(Task to carry out):
Pick out the lines containing "circle".

Items from a dataset
_ _ _ _ _

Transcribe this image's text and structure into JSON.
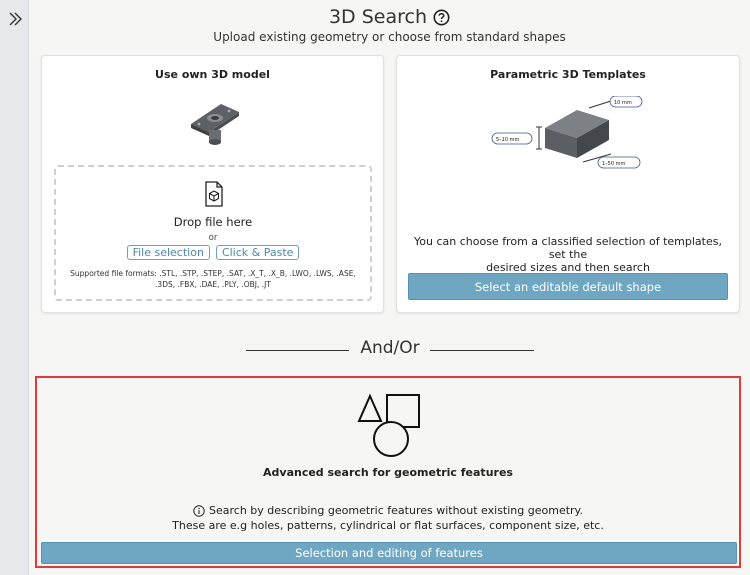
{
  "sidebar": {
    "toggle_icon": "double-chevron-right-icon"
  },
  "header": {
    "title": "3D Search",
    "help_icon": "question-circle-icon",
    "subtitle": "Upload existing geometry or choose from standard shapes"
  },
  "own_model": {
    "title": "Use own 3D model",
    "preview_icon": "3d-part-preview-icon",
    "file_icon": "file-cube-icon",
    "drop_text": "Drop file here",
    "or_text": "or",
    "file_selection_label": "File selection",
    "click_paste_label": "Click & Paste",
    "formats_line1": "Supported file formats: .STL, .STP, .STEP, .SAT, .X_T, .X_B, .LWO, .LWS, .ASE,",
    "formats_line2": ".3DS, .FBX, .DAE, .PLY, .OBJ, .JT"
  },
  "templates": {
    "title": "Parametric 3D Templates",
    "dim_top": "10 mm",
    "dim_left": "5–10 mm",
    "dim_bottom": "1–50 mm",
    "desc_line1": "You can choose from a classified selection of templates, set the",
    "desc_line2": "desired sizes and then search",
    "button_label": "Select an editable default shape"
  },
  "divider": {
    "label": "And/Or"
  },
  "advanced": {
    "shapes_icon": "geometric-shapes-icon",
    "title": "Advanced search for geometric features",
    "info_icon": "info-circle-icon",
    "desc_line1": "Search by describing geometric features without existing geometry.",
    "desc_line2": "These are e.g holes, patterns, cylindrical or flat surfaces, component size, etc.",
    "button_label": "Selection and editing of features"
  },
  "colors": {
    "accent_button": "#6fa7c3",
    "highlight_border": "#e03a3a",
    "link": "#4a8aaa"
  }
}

_ _ _ _ _

(Completed exercise):
    "help_icon": "question-circle-icon",
    "info_icon": "info-circle-icon",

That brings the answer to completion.